Below is a block of records; reproduce all of them exactly and leave out any pictures.

%%

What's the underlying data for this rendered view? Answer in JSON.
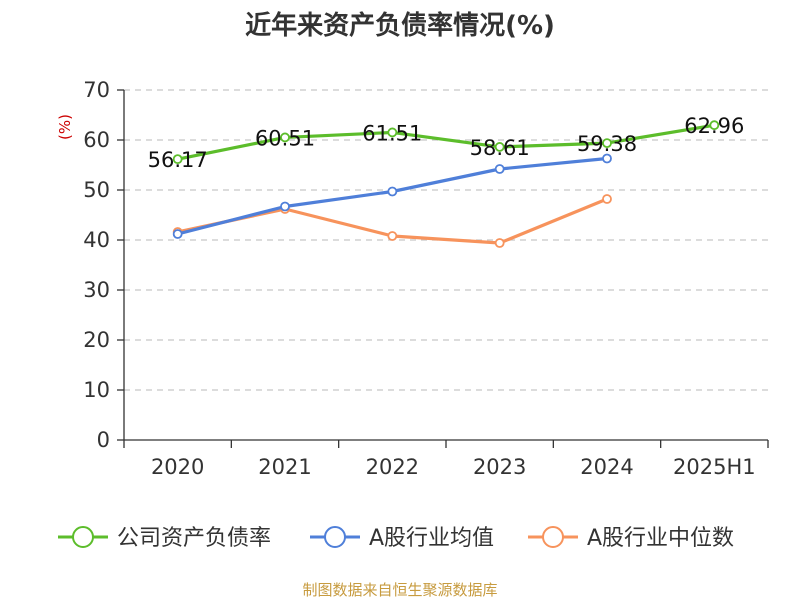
{
  "chart_data": {
    "type": "line",
    "title": "近年来资产负债率情况(%)",
    "ylabel": "(%)",
    "categories": [
      "2020",
      "2021",
      "2022",
      "2023",
      "2024",
      "2025H1"
    ],
    "ylim": [
      0,
      70
    ],
    "yticks": [
      0,
      10,
      20,
      30,
      40,
      50,
      60,
      70
    ],
    "grid": true,
    "legend_position": "bottom",
    "series": [
      {
        "name": "公司资产负债率",
        "color": "#5cbd2b",
        "values": [
          56.17,
          60.51,
          61.51,
          58.61,
          59.38,
          62.96
        ],
        "labels": [
          "56.17",
          "60.51",
          "61.51",
          "58.61",
          "59.38",
          "62.96"
        ]
      },
      {
        "name": "A股行业均值",
        "color": "#4f7fd9",
        "values": [
          41.2,
          46.7,
          49.7,
          54.2,
          56.3,
          null
        ]
      },
      {
        "name": "A股行业中位数",
        "color": "#f7935c",
        "values": [
          41.6,
          46.2,
          40.8,
          39.4,
          48.2,
          null
        ]
      }
    ],
    "source": "制图数据来自恒生聚源数据库"
  },
  "colors": {
    "title": "#333333",
    "unit": "#cc0000",
    "source": "#c79b3f",
    "grid": "#c8c8c8",
    "axis": "#333333"
  }
}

%%

* [OUTPUT BELOW]:
What's the underlying data for this rendered view? Answer in JSON.
{
  "chart_data": {
    "type": "line",
    "title": "近年来资产负债率情况(%)",
    "ylabel": "(%)",
    "categories": [
      "2020",
      "2021",
      "2022",
      "2023",
      "2024",
      "2025H1"
    ],
    "ylim": [
      0,
      70
    ],
    "yticks": [
      0,
      10,
      20,
      30,
      40,
      50,
      60,
      70
    ],
    "grid": true,
    "legend_position": "bottom",
    "series": [
      {
        "name": "公司资产负债率",
        "color": "#5cbd2b",
        "values": [
          56.17,
          60.51,
          61.51,
          58.61,
          59.38,
          62.96
        ],
        "labels": [
          "56.17",
          "60.51",
          "61.51",
          "58.61",
          "59.38",
          "62.96"
        ]
      },
      {
        "name": "A股行业均值",
        "color": "#4f7fd9",
        "values": [
          41.2,
          46.7,
          49.7,
          54.2,
          56.3,
          null
        ]
      },
      {
        "name": "A股行业中位数",
        "color": "#f7935c",
        "values": [
          41.6,
          46.2,
          40.8,
          39.4,
          48.2,
          null
        ]
      }
    ],
    "source": "制图数据来自恒生聚源数据库"
  },
  "colors": {
    "title": "#333333",
    "unit": "#cc0000",
    "source": "#c79b3f",
    "grid": "#c8c8c8",
    "axis": "#333333"
  }
}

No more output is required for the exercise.